** Begin **

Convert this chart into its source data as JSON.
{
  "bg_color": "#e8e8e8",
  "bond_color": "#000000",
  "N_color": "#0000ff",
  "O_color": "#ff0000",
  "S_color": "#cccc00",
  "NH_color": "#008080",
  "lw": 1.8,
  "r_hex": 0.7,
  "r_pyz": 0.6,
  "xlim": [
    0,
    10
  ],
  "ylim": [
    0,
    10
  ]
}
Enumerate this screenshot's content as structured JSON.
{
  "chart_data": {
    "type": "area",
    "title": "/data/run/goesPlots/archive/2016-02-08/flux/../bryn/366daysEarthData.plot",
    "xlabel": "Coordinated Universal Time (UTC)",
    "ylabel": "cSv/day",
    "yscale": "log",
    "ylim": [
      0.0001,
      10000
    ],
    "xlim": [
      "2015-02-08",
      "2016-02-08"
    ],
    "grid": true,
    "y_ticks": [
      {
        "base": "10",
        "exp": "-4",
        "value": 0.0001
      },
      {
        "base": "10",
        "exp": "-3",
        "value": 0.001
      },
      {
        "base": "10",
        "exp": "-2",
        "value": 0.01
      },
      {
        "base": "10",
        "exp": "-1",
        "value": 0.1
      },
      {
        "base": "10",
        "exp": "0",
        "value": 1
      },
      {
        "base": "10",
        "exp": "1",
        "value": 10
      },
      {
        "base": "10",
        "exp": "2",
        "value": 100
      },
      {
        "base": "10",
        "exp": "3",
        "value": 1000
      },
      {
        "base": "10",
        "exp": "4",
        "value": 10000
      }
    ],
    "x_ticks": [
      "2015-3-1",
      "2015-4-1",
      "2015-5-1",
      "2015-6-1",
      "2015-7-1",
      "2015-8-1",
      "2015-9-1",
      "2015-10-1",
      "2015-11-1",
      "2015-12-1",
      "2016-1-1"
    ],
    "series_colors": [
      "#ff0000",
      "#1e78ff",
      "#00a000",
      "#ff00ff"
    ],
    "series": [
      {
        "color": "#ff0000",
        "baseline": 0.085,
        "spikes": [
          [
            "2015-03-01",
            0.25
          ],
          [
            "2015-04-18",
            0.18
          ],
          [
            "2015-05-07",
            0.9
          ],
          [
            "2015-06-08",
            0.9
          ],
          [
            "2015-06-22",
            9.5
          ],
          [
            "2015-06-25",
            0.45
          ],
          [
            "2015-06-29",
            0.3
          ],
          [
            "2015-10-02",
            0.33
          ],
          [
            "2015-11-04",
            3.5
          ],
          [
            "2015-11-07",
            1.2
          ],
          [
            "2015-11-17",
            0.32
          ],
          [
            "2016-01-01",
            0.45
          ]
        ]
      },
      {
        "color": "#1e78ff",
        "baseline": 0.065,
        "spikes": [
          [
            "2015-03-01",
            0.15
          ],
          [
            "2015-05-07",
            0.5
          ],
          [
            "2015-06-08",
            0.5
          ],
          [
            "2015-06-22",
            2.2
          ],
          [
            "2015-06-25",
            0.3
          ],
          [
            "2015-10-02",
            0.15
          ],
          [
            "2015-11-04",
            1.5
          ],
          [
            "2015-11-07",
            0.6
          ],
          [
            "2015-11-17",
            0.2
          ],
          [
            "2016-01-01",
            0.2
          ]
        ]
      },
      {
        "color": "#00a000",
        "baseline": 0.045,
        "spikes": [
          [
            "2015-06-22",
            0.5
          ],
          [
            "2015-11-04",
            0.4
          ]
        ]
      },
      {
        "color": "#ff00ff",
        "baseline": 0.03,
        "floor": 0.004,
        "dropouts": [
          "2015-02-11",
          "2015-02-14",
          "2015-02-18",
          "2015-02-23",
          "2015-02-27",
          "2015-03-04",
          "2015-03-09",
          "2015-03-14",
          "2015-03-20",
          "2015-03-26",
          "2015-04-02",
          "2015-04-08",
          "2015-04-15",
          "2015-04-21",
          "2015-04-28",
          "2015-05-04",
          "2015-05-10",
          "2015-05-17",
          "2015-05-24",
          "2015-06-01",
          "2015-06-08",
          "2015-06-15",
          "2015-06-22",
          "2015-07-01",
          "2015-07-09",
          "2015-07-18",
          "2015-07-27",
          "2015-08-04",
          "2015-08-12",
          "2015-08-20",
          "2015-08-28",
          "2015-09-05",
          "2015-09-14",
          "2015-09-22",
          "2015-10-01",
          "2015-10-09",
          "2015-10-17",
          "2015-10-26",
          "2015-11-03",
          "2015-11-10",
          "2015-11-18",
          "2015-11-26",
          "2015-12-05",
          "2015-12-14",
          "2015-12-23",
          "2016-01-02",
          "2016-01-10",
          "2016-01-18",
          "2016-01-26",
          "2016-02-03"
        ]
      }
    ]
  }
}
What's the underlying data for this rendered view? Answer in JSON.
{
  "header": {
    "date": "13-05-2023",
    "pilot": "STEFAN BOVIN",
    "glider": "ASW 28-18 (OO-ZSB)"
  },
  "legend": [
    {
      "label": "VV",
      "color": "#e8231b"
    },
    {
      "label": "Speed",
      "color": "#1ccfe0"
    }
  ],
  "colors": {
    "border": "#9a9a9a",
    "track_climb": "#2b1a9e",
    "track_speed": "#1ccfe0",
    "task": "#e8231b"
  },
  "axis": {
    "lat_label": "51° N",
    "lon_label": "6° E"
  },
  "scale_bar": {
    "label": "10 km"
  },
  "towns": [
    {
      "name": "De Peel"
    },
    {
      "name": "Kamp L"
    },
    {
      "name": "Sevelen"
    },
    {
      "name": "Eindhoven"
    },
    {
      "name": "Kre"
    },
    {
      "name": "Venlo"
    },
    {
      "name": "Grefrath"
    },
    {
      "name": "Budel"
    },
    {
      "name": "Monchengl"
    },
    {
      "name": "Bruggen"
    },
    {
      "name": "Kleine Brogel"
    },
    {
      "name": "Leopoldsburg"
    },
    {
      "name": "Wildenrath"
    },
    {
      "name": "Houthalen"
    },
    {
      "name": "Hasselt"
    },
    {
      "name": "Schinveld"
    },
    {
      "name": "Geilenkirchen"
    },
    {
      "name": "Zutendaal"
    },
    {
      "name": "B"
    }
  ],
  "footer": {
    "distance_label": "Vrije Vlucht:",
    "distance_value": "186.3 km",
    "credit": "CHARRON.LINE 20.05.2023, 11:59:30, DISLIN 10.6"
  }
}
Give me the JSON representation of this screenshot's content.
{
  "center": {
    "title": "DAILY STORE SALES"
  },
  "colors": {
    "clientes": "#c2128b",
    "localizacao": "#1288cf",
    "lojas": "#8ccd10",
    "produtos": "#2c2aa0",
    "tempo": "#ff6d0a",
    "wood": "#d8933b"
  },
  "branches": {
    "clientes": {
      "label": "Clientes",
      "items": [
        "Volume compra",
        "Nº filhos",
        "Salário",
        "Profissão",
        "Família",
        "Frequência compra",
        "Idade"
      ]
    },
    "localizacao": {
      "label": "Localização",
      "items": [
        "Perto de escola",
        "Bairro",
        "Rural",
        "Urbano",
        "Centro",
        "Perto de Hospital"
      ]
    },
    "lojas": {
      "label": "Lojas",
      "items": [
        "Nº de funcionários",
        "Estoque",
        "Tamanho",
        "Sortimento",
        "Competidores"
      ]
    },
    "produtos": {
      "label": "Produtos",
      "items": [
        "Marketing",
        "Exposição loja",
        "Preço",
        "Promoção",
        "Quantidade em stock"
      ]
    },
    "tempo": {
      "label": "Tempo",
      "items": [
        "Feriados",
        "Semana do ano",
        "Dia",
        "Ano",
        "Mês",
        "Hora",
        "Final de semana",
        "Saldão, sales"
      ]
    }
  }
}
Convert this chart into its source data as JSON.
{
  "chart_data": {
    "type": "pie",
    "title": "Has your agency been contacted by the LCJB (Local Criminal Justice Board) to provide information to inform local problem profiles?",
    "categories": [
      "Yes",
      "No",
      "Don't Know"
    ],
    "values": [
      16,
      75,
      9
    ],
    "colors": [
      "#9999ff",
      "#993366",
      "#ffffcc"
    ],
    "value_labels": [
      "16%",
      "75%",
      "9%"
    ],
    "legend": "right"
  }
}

** End **

Search the entries for the word "screenshot", then gather every line that has it.

Enumerate this screenshot's content as structured JSON.
Give me the JSON representation of this screenshot's content.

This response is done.